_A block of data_
:::

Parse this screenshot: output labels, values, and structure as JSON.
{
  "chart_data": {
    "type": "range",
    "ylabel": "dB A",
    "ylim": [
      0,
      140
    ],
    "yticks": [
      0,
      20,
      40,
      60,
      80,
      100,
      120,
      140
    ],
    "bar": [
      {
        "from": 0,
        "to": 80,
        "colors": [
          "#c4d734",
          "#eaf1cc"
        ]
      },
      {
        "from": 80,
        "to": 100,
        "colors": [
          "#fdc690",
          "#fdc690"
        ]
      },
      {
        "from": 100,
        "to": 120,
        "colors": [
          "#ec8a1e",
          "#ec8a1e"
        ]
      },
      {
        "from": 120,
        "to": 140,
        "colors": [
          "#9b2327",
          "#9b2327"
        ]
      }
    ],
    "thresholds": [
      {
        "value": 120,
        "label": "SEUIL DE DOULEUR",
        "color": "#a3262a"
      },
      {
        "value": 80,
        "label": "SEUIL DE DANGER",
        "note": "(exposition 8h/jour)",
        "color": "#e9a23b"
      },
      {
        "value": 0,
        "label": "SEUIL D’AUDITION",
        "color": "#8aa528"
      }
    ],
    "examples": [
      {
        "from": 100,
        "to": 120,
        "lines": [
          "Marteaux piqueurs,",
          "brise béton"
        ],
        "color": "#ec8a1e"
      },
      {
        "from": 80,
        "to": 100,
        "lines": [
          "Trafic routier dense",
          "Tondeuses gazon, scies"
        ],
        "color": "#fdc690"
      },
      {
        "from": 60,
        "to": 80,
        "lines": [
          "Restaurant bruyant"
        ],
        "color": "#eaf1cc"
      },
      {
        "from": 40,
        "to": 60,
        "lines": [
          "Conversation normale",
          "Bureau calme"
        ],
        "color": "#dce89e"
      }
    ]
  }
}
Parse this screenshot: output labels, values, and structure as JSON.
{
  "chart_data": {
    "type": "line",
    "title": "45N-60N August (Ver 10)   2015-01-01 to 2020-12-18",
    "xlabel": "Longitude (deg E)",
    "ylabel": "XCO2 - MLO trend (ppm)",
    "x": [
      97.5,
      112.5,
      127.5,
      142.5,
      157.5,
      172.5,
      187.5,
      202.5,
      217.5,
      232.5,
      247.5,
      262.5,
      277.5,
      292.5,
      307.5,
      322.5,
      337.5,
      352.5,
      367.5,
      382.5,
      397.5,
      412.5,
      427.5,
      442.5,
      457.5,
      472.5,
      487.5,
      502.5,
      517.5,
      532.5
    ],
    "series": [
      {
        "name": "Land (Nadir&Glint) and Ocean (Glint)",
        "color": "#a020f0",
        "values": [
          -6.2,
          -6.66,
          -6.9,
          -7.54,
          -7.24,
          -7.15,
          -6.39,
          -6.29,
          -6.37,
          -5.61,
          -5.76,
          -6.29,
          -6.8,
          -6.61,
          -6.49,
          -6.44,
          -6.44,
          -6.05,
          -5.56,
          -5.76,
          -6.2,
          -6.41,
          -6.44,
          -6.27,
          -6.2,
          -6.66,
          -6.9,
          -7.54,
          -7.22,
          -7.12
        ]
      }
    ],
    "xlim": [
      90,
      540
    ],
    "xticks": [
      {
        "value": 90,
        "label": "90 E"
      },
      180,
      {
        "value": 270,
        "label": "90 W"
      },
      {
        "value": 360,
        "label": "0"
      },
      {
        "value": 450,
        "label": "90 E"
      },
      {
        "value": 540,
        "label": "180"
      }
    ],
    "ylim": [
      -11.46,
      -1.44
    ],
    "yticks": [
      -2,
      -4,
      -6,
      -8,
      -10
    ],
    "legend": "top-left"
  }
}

:::

_Prompt_
Copy out the material above in its entirety. Every detail must match.

_Task answer_
Parse this screenshot: output labels, values, and structure as JSON.
{
  "chart_data": {
    "type": "range",
    "ylabel": "dB A",
    "ylim": [
      0,
      140
    ],
    "yticks": [
      0,
      20,
      40,
      60,
      80,
      100,
      120,
      140
    ],
    "bar": [
      {
        "from": 0,
        "to": 80,
        "colors": [
          "#c4d734",
          "#eaf1cc"
        ]
      },
      {
        "from": 80,
        "to": 100,
        "colors": [
          "#fdc690",
          "#fdc690"
        ]
      },
      {
        "from": 100,
        "to": 120,
        "colors": [
          "#ec8a1e",
          "#ec8a1e"
        ]
      },
      {
        "from": 120,
        "to": 140,
        "colors": [
          "#9b2327",
          "#9b2327"
        ]
      }
    ],
    "thresholds": [
      {
        "value": 120,
        "label": "SEUIL DE DOULEUR",
        "color": "#a3262a"
      },
      {
        "value": 80,
        "label": "SEUIL DE DANGER",
        "note": "(exposition 8h/jour)",
        "color": "#e9a23b"
      },
      {
        "value": 0,
        "label": "SEUIL D’AUDITION",
        "color": "#8aa528"
      }
    ],
    "examples": [
      {
        "from": 100,
        "to": 120,
        "lines": [
          "Marteaux piqueurs,",
          "brise béton"
        ],
        "color": "#ec8a1e"
      },
      {
        "from": 80,
        "to": 100,
        "lines": [
          "Trafic routier dense",
          "Tondeuses gazon, scies"
        ],
        "color": "#fdc690"
      },
      {
        "from": 60,
        "to": 80,
        "lines": [
          "Restaurant bruyant"
        ],
        "color": "#eaf1cc"
      },
      {
        "from": 40,
        "to": 60,
        "lines": [
          "Conversation normale",
          "Bureau calme"
        ],
        "color": "#dce89e"
      }
    ]
  }
}
Parse this screenshot: output labels, values, and structure as JSON.
{
  "chart_data": {
    "type": "line",
    "title": "45N-60N August (Ver 10)   2015-01-01 to 2020-12-18",
    "xlabel": "Longitude (deg E)",
    "ylabel": "XCO2 - MLO trend (ppm)",
    "x": [
      97.5,
      112.5,
      127.5,
      142.5,
      157.5,
      172.5,
      187.5,
      202.5,
      217.5,
      232.5,
      247.5,
      262.5,
      277.5,
      292.5,
      307.5,
      322.5,
      337.5,
      352.5,
      367.5,
      382.5,
      397.5,
      412.5,
      427.5,
      442.5,
      457.5,
      472.5,
      487.5,
      502.5,
      517.5,
      532.5
    ],
    "series": [
      {
        "name": "Land (Nadir&Glint) and Ocean (Glint)",
        "color": "#a020f0",
        "values": [
          -6.2,
          -6.66,
          -6.9,
          -7.54,
          -7.24,
          -7.15,
          -6.39,
          -6.29,
          -6.37,
          -5.61,
          -5.76,
          -6.29,
          -6.8,
          -6.61,
          -6.49,
          -6.44,
          -6.44,
          -6.05,
          -5.56,
          -5.76,
          -6.2,
          -6.41,
          -6.44,
          -6.27,
          -6.2,
          -6.66,
          -6.9,
          -7.54,
          -7.22,
          -7.12
        ]
      }
    ],
    "xlim": [
      90,
      540
    ],
    "xticks": [
      {
        "value": 90,
        "label": "90 E"
      },
      180,
      {
        "value": 270,
        "label": "90 W"
      },
      {
        "value": 360,
        "label": "0"
      },
      {
        "value": 450,
        "label": "90 E"
      },
      {
        "value": 540,
        "label": "180"
      }
    ],
    "ylim": [
      -11.46,
      -1.44
    ],
    "yticks": [
      -2,
      -4,
      -6,
      -8,
      -10
    ],
    "legend": "top-left"
  }
}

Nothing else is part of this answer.